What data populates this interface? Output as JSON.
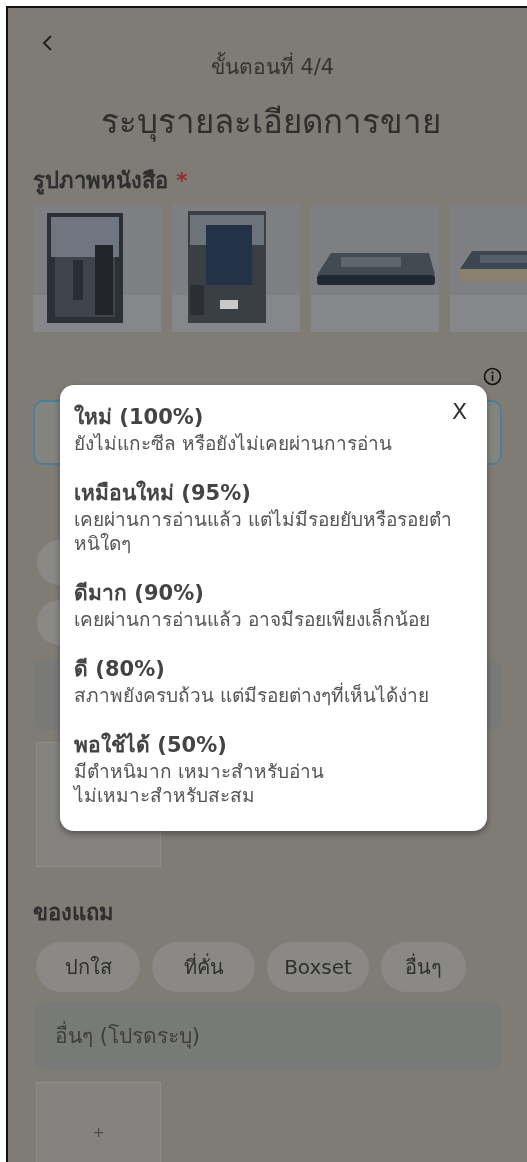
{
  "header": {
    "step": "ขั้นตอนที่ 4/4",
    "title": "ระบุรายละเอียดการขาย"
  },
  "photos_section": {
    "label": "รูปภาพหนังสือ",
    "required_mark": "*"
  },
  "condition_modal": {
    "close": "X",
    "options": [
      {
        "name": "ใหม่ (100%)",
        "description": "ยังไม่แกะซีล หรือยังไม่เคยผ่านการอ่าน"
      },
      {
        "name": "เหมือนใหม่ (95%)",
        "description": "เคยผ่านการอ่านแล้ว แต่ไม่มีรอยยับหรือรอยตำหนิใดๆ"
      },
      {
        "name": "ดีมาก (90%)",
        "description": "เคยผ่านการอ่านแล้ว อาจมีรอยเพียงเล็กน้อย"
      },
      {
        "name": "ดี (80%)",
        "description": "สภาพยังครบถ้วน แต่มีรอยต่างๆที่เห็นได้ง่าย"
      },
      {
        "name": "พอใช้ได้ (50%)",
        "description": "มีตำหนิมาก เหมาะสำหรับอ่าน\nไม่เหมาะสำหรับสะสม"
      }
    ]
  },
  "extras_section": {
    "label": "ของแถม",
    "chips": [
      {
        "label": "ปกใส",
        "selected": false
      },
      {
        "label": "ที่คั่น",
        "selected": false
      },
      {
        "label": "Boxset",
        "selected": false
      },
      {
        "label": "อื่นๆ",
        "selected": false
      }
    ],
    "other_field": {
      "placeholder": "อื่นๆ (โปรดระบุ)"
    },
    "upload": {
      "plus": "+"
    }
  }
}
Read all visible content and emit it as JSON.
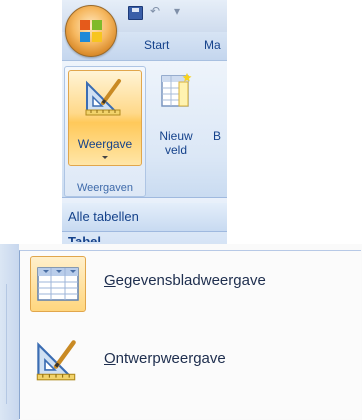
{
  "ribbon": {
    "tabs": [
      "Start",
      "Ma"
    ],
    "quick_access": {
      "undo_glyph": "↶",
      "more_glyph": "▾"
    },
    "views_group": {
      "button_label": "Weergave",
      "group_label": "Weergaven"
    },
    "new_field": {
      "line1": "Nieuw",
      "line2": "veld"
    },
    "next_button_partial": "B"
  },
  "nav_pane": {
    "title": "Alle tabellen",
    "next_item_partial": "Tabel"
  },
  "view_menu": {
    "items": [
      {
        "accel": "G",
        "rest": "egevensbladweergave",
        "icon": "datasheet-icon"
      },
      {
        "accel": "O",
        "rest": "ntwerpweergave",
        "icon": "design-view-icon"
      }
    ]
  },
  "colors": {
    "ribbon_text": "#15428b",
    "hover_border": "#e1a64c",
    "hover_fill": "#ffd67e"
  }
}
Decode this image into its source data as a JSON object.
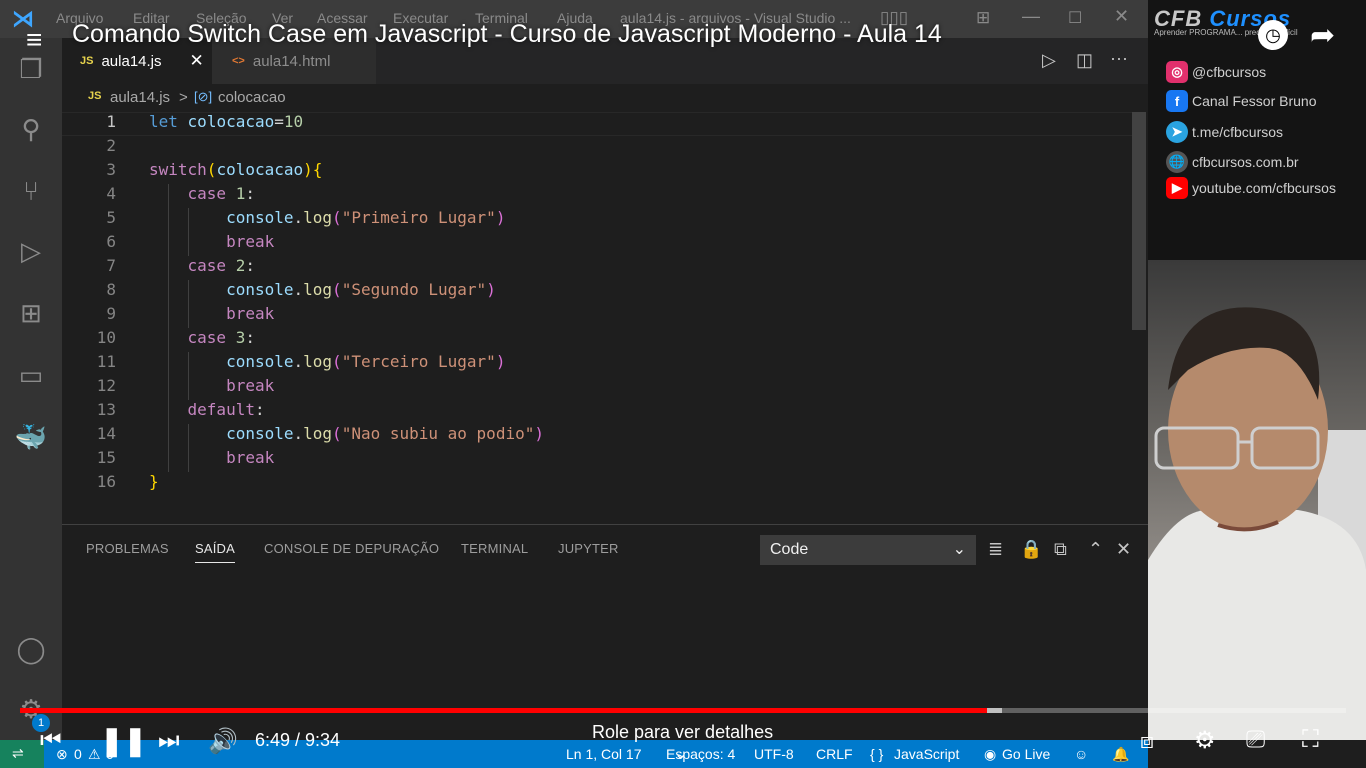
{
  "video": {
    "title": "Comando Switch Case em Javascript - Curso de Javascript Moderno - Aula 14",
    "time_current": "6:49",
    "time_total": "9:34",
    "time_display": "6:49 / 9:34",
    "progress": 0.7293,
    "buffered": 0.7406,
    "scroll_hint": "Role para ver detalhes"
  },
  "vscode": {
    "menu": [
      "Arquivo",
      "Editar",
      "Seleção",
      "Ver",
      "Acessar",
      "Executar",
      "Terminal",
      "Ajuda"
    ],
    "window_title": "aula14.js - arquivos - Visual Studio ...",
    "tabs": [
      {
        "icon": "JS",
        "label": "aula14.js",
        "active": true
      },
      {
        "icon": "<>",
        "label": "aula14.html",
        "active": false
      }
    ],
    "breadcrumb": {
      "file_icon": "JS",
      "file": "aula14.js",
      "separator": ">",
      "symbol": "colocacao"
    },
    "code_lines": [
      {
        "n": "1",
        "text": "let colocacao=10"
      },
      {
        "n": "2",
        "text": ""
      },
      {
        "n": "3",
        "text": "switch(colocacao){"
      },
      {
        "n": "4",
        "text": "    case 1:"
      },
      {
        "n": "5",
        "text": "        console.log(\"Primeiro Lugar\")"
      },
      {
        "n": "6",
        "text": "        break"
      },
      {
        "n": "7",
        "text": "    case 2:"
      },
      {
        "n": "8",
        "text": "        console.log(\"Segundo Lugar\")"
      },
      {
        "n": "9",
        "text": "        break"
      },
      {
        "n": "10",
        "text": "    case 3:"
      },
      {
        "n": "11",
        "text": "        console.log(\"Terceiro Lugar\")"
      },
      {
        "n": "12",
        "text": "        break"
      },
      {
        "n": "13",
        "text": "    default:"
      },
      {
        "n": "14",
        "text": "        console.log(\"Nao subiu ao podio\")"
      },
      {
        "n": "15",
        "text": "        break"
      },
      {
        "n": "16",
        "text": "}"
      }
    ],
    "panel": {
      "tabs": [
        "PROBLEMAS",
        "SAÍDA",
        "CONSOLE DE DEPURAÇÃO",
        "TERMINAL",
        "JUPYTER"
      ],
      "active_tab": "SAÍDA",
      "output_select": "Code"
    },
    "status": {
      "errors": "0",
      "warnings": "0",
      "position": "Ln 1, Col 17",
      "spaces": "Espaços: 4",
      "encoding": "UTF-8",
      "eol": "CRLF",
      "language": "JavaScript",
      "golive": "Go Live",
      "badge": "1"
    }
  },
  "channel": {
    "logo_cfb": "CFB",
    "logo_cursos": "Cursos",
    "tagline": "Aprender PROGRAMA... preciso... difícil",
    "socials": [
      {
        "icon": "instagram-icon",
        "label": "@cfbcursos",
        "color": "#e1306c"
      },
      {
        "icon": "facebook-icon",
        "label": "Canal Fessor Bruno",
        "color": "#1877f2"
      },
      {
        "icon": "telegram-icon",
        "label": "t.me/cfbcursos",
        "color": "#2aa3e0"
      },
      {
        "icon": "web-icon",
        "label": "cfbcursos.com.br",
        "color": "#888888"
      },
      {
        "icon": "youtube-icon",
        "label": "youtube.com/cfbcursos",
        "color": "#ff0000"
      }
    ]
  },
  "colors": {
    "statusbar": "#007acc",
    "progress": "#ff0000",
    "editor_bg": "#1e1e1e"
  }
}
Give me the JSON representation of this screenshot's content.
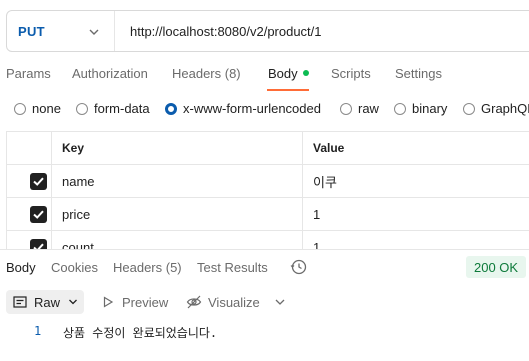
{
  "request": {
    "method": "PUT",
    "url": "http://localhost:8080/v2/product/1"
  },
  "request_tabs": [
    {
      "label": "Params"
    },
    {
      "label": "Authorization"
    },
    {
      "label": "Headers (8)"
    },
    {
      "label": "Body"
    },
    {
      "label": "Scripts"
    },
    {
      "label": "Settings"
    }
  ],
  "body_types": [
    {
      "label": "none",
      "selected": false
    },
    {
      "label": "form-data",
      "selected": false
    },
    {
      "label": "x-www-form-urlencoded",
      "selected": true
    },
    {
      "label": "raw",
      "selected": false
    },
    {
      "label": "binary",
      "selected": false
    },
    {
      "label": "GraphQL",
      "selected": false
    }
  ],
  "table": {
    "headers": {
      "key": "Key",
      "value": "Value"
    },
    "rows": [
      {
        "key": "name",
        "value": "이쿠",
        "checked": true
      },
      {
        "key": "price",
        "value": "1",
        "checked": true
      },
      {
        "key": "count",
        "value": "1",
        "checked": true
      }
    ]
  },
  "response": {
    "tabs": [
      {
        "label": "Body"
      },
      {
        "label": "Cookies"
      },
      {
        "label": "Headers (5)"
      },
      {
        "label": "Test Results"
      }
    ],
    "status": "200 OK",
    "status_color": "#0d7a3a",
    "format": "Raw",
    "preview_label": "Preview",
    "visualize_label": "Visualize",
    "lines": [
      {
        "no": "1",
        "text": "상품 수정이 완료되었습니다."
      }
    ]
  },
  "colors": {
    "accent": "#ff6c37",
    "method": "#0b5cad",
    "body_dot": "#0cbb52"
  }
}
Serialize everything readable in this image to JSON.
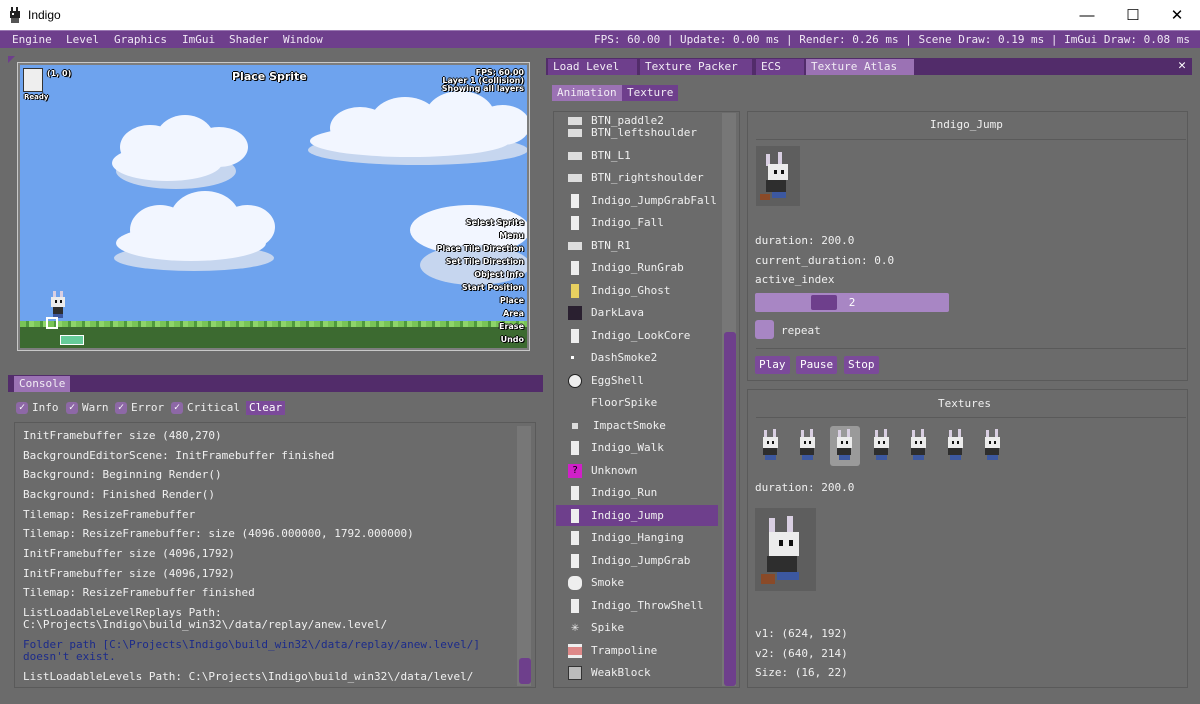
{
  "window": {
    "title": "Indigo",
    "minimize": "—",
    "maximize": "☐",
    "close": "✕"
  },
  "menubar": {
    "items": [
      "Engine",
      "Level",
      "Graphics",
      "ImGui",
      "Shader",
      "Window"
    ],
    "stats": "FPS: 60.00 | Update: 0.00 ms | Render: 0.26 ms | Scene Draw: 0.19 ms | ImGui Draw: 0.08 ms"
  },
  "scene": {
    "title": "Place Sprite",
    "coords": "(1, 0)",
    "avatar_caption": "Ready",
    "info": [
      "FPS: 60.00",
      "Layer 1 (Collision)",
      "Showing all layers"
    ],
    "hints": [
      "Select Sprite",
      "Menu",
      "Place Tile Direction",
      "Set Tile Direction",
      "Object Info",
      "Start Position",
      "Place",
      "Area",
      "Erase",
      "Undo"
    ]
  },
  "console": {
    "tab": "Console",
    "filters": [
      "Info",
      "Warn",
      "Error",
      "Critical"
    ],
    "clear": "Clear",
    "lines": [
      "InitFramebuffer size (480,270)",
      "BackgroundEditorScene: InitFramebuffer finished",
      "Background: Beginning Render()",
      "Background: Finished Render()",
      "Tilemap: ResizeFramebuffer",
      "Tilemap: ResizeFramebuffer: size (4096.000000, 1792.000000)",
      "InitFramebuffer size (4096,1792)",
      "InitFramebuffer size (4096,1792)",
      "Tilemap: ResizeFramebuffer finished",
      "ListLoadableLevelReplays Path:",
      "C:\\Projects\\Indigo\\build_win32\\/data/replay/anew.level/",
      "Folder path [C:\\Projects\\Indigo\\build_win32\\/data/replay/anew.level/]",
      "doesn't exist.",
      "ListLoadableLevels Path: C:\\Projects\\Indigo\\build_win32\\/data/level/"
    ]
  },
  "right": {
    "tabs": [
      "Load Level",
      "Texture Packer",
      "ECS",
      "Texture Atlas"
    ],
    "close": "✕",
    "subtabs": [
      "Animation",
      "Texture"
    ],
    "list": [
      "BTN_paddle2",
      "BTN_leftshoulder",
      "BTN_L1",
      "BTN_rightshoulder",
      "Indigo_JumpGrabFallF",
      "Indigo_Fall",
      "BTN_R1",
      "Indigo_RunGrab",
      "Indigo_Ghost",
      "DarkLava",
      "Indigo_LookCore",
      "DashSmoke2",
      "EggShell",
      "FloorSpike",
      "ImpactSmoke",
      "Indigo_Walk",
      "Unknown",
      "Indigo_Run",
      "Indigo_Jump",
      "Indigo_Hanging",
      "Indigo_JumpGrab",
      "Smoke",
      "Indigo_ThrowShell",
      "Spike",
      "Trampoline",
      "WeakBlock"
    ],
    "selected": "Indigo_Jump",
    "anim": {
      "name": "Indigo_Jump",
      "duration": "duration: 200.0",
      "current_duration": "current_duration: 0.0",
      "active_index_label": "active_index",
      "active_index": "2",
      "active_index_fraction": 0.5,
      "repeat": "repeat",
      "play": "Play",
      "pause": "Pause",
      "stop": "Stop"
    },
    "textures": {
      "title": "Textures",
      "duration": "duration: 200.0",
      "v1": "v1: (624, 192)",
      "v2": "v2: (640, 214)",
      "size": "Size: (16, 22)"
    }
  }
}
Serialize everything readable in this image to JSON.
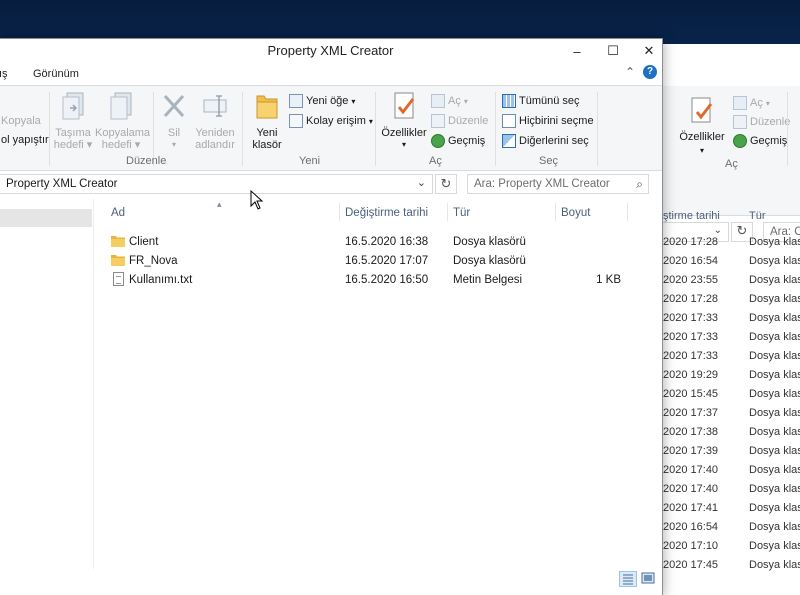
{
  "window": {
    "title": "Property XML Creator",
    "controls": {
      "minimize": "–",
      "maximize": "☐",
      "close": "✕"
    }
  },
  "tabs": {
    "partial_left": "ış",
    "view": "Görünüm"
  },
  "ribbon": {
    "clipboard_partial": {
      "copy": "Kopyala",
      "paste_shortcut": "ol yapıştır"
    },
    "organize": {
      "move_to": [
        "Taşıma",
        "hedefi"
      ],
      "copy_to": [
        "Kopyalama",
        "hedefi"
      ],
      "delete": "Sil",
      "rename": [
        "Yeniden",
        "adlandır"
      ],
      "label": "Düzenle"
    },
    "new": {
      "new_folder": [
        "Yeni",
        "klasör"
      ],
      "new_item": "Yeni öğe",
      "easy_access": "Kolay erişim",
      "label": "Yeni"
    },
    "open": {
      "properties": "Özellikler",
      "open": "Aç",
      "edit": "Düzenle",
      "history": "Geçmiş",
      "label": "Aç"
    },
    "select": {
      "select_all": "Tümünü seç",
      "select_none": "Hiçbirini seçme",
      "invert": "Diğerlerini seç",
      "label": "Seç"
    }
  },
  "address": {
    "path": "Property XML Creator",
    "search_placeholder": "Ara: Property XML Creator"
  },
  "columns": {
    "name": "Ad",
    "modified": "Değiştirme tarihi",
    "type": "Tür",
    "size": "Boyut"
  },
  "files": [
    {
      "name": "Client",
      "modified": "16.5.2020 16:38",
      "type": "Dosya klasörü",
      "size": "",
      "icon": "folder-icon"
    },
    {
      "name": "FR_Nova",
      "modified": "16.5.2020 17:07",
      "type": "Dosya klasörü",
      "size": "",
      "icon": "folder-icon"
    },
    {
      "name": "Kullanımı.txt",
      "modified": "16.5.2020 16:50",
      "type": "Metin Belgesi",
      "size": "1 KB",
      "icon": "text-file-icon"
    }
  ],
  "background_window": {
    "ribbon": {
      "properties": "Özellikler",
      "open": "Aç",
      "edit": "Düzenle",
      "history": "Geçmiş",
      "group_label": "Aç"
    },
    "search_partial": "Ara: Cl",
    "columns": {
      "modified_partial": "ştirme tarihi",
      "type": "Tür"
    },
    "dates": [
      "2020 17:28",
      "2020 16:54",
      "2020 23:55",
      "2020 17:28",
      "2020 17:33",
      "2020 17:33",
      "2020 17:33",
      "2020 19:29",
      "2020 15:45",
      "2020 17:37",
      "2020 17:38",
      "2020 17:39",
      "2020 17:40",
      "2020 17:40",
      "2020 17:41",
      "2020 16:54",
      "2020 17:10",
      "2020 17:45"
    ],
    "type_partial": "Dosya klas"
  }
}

---------------

# [GOAL OF THE EXERCISE]
Each line that holds the string "tarihi" counts once; give the total and nothing else.

# [CORRECT RESPONSE]
2